▸ **Work to be completed**
Transcribe the material below exactly as it appears.

━━ Stored rows

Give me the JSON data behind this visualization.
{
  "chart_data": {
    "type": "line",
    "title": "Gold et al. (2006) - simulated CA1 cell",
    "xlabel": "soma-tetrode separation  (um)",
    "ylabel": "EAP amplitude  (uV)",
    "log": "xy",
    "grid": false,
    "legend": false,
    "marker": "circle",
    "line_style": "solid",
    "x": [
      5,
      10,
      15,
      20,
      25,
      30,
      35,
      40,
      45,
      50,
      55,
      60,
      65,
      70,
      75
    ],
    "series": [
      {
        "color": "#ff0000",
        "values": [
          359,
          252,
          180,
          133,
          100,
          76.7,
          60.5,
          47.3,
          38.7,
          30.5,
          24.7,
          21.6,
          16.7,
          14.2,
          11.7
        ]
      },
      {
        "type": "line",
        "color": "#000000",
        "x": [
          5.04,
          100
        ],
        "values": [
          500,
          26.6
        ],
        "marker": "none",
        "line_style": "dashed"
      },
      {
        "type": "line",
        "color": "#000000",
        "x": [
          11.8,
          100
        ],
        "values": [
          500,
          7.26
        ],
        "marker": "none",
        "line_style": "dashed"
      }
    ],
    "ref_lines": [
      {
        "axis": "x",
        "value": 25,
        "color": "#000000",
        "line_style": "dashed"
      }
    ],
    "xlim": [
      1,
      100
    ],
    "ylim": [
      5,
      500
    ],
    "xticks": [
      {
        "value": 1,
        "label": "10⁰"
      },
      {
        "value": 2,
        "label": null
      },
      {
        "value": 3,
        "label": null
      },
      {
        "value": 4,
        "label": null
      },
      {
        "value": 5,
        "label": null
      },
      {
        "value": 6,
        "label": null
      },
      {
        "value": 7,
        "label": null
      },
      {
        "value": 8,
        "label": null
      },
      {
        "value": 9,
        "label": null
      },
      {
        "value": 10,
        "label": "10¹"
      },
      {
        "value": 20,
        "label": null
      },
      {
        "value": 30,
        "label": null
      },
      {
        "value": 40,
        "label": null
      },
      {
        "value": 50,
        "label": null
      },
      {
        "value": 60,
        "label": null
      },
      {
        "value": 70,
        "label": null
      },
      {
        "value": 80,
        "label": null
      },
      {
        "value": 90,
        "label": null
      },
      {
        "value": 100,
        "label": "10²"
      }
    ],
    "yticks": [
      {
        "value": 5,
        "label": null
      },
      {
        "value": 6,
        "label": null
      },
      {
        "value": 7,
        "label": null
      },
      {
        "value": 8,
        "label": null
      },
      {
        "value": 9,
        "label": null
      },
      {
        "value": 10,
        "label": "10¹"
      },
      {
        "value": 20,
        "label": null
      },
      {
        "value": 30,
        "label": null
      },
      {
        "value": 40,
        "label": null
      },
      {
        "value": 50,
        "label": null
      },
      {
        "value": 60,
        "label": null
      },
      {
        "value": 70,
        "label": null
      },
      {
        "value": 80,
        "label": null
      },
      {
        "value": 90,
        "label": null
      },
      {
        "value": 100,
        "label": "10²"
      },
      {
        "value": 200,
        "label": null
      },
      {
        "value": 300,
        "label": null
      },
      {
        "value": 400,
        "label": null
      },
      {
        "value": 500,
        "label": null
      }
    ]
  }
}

━━━━

▸ **Answer in full**
Give me the JSON data behind this visualization.
{
  "chart_data": {
    "type": "line",
    "title": "Gold et al. (2006) - simulated CA1 cell",
    "xlabel": "soma-tetrode separation  (um)",
    "ylabel": "EAP amplitude  (uV)",
    "log": "xy",
    "grid": false,
    "legend": false,
    "marker": "circle",
    "line_style": "solid",
    "x": [
      5,
      10,
      15,
      20,
      25,
      30,
      35,
      40,
      45,
      50,
      55,
      60,
      65,
      70,
      75
    ],
    "series": [
      {
        "color": "#ff0000",
        "values": [
          359,
          252,
          180,
          133,
          100,
          76.7,
          60.5,
          47.3,
          38.7,
          30.5,
          24.7,
          21.6,
          16.7,
          14.2,
          11.7
        ]
      },
      {
        "type": "line",
        "color": "#000000",
        "x": [
          5.04,
          100
        ],
        "values": [
          500,
          26.6
        ],
        "marker": "none",
        "line_style": "dashed"
      },
      {
        "type": "line",
        "color": "#000000",
        "x": [
          11.8,
          100
        ],
        "values": [
          500,
          7.26
        ],
        "marker": "none",
        "line_style": "dashed"
      }
    ],
    "ref_lines": [
      {
        "axis": "x",
        "value": 25,
        "color": "#000000",
        "line_style": "dashed"
      }
    ],
    "xlim": [
      1,
      100
    ],
    "ylim": [
      5,
      500
    ],
    "xticks": [
      {
        "value": 1,
        "label": "10⁰"
      },
      {
        "value": 2,
        "label": null
      },
      {
        "value": 3,
        "label": null
      },
      {
        "value": 4,
        "label": null
      },
      {
        "value": 5,
        "label": null
      },
      {
        "value": 6,
        "label": null
      },
      {
        "value": 7,
        "label": null
      },
      {
        "value": 8,
        "label": null
      },
      {
        "value": 9,
        "label": null
      },
      {
        "value": 10,
        "label": "10¹"
      },
      {
        "value": 20,
        "label": null
      },
      {
        "value": 30,
        "label": null
      },
      {
        "value": 40,
        "label": null
      },
      {
        "value": 50,
        "label": null
      },
      {
        "value": 60,
        "label": null
      },
      {
        "value": 70,
        "label": null
      },
      {
        "value": 80,
        "label": null
      },
      {
        "value": 90,
        "label": null
      },
      {
        "value": 100,
        "label": "10²"
      }
    ],
    "yticks": [
      {
        "value": 5,
        "label": null
      },
      {
        "value": 6,
        "label": null
      },
      {
        "value": 7,
        "label": null
      },
      {
        "value": 8,
        "label": null
      },
      {
        "value": 9,
        "label": null
      },
      {
        "value": 10,
        "label": "10¹"
      },
      {
        "value": 20,
        "label": null
      },
      {
        "value": 30,
        "label": null
      },
      {
        "value": 40,
        "label": null
      },
      {
        "value": 50,
        "label": null
      },
      {
        "value": 60,
        "label": null
      },
      {
        "value": 70,
        "label": null
      },
      {
        "value": 80,
        "label": null
      },
      {
        "value": 90,
        "label": null
      },
      {
        "value": 100,
        "label": "10²"
      },
      {
        "value": 200,
        "label": null
      },
      {
        "value": 300,
        "label": null
      },
      {
        "value": 400,
        "label": null
      },
      {
        "value": 500,
        "label": null
      }
    ]
  }
}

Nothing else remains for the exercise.